**Instructions to follow**.
Transcribe each line of the material as it is, and drop any picture.

Stored records
*-*-*

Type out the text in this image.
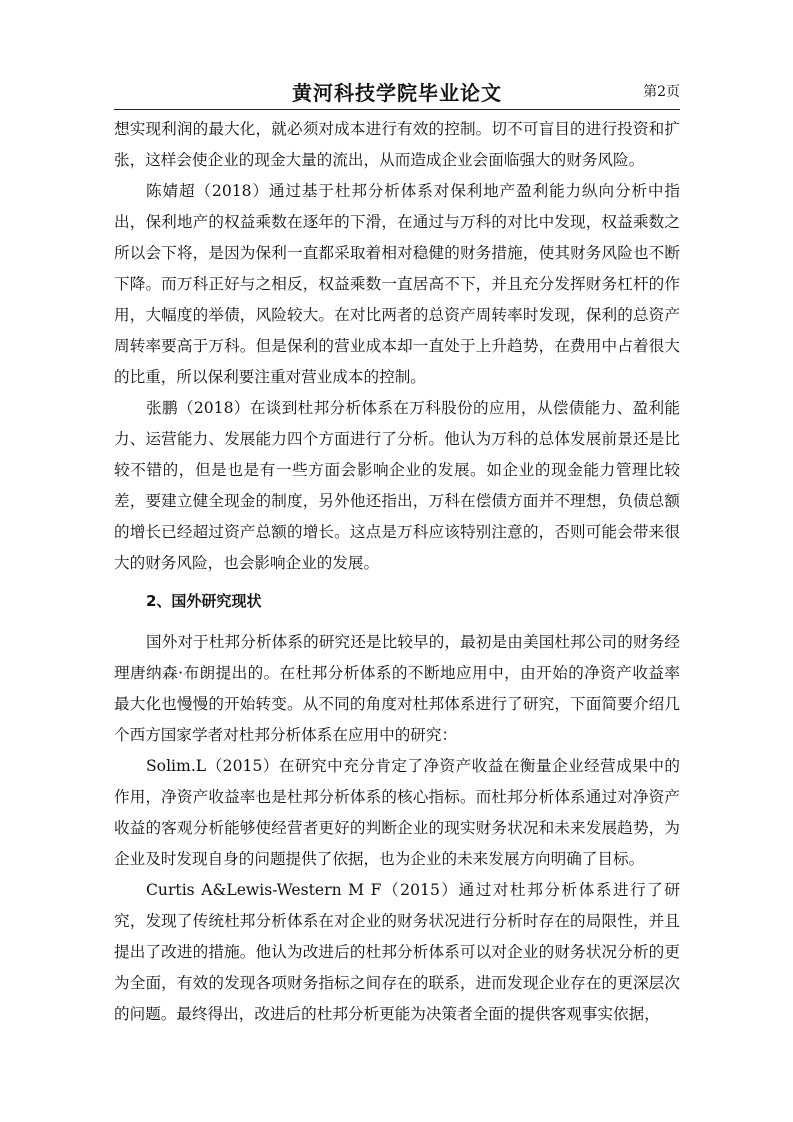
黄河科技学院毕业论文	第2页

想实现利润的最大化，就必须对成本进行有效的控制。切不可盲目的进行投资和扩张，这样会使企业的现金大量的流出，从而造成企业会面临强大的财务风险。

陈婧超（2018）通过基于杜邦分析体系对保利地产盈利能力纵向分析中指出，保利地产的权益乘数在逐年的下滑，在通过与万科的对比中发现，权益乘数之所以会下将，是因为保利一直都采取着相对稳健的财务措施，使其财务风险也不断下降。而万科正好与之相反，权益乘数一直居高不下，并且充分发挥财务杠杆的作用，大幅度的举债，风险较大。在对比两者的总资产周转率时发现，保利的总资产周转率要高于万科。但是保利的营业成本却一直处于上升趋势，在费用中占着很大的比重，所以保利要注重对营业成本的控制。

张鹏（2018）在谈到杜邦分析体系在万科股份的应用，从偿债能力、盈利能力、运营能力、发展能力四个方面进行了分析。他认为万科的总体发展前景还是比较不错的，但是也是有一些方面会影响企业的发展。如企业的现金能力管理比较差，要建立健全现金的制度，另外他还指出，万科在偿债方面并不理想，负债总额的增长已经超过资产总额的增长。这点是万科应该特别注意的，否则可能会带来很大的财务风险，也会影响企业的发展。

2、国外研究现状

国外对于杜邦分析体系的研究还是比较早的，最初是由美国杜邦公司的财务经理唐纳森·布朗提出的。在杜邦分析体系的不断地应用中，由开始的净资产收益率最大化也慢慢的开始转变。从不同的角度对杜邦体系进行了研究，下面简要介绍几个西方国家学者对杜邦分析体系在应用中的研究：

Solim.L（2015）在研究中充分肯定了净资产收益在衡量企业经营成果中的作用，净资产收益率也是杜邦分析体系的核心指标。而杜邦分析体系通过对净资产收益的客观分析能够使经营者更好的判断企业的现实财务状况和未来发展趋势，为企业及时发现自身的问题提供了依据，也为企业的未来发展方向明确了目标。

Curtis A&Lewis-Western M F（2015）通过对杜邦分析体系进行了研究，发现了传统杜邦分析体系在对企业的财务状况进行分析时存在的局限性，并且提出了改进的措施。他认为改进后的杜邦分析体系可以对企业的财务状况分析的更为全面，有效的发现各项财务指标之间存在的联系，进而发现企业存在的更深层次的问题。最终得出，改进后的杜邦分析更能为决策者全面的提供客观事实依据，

*-*-*

**Full output**.
Type out the text in this image.
黄河科技学院毕业论文	第2页

想实现利润的最大化，就必须对成本进行有效的控制。切不可盲目的进行投资和扩张，这样会使企业的现金大量的流出，从而造成企业会面临强大的财务风险。

陈婧超（2018）通过基于杜邦分析体系对保利地产盈利能力纵向分析中指出，保利地产的权益乘数在逐年的下滑，在通过与万科的对比中发现，权益乘数之所以会下将，是因为保利一直都采取着相对稳健的财务措施，使其财务风险也不断下降。而万科正好与之相反，权益乘数一直居高不下，并且充分发挥财务杠杆的作用，大幅度的举债，风险较大。在对比两者的总资产周转率时发现，保利的总资产周转率要高于万科。但是保利的营业成本却一直处于上升趋势，在费用中占着很大的比重，所以保利要注重对营业成本的控制。

张鹏（2018）在谈到杜邦分析体系在万科股份的应用，从偿债能力、盈利能力、运营能力、发展能力四个方面进行了分析。他认为万科的总体发展前景还是比较不错的，但是也是有一些方面会影响企业的发展。如企业的现金能力管理比较差，要建立健全现金的制度，另外他还指出，万科在偿债方面并不理想，负债总额的增长已经超过资产总额的增长。这点是万科应该特别注意的，否则可能会带来很大的财务风险，也会影响企业的发展。

2、国外研究现状

国外对于杜邦分析体系的研究还是比较早的，最初是由美国杜邦公司的财务经理唐纳森·布朗提出的。在杜邦分析体系的不断地应用中，由开始的净资产收益率最大化也慢慢的开始转变。从不同的角度对杜邦体系进行了研究，下面简要介绍几个西方国家学者对杜邦分析体系在应用中的研究：

Solim.L（2015）在研究中充分肯定了净资产收益在衡量企业经营成果中的作用，净资产收益率也是杜邦分析体系的核心指标。而杜邦分析体系通过对净资产收益的客观分析能够使经营者更好的判断企业的现实财务状况和未来发展趋势，为企业及时发现自身的问题提供了依据，也为企业的未来发展方向明确了目标。

Curtis A&Lewis-Western M F（2015）通过对杜邦分析体系进行了研究，发现了传统杜邦分析体系在对企业的财务状况进行分析时存在的局限性，并且提出了改进的措施。他认为改进后的杜邦分析体系可以对企业的财务状况分析的更为全面，有效的发现各项财务指标之间存在的联系，进而发现企业存在的更深层次的问题。最终得出，改进后的杜邦分析更能为决策者全面的提供客观事实依据，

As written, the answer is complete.